
15 Comments

  • Post Author
    tyleo
    Posted May 9, 2025 at 6:17 pm

    It’s interesting but also reminds me of US presidential predictors. All the models that guess right come out saying they have the magic formula but are often refuted by future elections.

    This model needs a few more popes under its belt to build confidence in it.

  • Post Author
    divbzero
    Posted May 9, 2025 at 6:18 pm

    Was this published before the Pope was elected?

    The article byline indicates 08 May 2025 but response header shows Last-Modified: Fri, 09 May 2025 13:39:02 GMT and the earliest entry in the Internet Archive is Fri, 09 May 2025 12:28:01 GMT.

    The white smoke emerged from the Vatican Thu, 08 May 2025 16:07 GMT and Pope Leo XIV was announced shortly thereafter.

  • Post Author
    valorzard
    Posted May 9, 2025 at 6:20 pm

    Shoutout to the Pope Crave (@ClubConcrave) account on Twitter/X. They somehow went from a fandom account posting yaoi/BL content for the movie Conclave to an actual journalistic outfit who posted the results of the actual conclave before mainstream news outlets did

  • Post Author
    slg
    Posted May 9, 2025 at 6:22 pm

    Why is "guessed" in quotes in the HN headline. That word does not appear in the article. They even say the following:

    >The Bocconi team is the first to point out the limitations of the model. “We do not claim to predict the outcome of the Conclave,” Soda points out. “As the great statistician George Box said: ‘All models are wrong, but some are useful.’ Ours is intended to be a tool for reading the context, not an oracle.”

    Trying to take a victory lap on something like this seems to fly in the face of the statistical thinking that goes into creating a model like this.

  • Post Author
    xhevahir
    Posted May 9, 2025 at 6:41 pm

    > Informal relationships: mapped through authoritative journalistic sources, these include ideological affinities, mentoring relationships, and membership in patronage networks.

DATA SUPPLIED:
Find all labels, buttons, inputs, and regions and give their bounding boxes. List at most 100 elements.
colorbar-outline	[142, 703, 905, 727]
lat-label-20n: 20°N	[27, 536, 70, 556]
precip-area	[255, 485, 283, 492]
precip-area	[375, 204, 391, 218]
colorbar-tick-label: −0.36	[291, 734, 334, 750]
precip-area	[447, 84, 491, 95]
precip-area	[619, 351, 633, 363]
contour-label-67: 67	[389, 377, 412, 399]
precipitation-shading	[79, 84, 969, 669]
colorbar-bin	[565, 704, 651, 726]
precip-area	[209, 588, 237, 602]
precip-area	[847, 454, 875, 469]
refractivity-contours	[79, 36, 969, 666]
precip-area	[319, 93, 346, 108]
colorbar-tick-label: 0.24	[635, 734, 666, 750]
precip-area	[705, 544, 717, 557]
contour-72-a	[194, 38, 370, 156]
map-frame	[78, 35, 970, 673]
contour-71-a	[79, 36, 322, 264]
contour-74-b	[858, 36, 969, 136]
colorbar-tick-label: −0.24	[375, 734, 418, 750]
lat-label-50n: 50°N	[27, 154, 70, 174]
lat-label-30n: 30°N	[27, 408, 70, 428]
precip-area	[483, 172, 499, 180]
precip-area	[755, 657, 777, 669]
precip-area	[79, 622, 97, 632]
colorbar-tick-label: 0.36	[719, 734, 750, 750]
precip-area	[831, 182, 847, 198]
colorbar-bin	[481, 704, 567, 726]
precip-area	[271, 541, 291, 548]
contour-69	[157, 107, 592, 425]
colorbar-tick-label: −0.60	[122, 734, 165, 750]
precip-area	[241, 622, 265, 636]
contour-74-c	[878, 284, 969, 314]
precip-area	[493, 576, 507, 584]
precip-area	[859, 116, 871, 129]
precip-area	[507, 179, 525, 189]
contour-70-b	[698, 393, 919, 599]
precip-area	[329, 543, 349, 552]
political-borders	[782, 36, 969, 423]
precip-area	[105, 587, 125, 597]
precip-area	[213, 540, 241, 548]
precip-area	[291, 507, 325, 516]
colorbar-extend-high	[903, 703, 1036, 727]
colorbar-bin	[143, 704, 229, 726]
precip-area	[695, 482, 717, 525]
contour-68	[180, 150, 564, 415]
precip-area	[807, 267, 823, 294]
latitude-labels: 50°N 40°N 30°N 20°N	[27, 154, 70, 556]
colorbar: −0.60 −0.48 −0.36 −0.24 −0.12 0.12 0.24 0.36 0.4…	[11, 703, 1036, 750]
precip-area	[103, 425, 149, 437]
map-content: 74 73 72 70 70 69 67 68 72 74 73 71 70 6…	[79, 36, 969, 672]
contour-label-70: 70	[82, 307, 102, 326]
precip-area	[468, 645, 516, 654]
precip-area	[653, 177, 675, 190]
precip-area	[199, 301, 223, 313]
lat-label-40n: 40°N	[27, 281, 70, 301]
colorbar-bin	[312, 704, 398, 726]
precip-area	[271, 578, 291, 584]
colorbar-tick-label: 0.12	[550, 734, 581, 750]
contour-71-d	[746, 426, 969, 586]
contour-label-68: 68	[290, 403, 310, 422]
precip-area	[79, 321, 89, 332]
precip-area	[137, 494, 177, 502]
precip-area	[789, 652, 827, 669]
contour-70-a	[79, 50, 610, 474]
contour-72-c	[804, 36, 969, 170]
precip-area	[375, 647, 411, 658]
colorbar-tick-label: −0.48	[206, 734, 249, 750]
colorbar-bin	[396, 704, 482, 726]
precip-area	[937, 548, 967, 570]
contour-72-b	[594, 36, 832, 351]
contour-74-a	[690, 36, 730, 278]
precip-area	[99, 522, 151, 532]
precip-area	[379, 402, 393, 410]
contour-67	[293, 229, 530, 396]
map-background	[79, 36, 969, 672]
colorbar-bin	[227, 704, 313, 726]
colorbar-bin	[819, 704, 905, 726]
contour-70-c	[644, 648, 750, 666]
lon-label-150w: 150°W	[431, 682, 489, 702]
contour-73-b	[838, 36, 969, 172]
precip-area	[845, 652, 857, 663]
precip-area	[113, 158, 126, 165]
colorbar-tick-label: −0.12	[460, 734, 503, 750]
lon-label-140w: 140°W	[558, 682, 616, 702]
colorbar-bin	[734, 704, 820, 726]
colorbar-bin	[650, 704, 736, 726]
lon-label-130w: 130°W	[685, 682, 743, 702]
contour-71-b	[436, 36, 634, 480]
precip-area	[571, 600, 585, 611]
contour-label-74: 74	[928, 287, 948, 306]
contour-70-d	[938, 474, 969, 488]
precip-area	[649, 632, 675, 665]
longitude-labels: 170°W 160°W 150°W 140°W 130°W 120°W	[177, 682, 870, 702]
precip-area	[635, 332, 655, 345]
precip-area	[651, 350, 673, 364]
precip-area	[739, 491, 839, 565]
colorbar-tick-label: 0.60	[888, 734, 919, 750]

WHAT IS REQUIRED:
Copy the comment thread between "It’s interesting but" and "confidence in it.", inclusive, swapping every "popes" for "conclaves".

REPLY:
It’s interesting but also reminds me of US presidential predictors. All the models that guess right come out saying they have the magic formula but are often refuted by future elections.

    This model needs a few more conclaves under its belt to build confidence in it.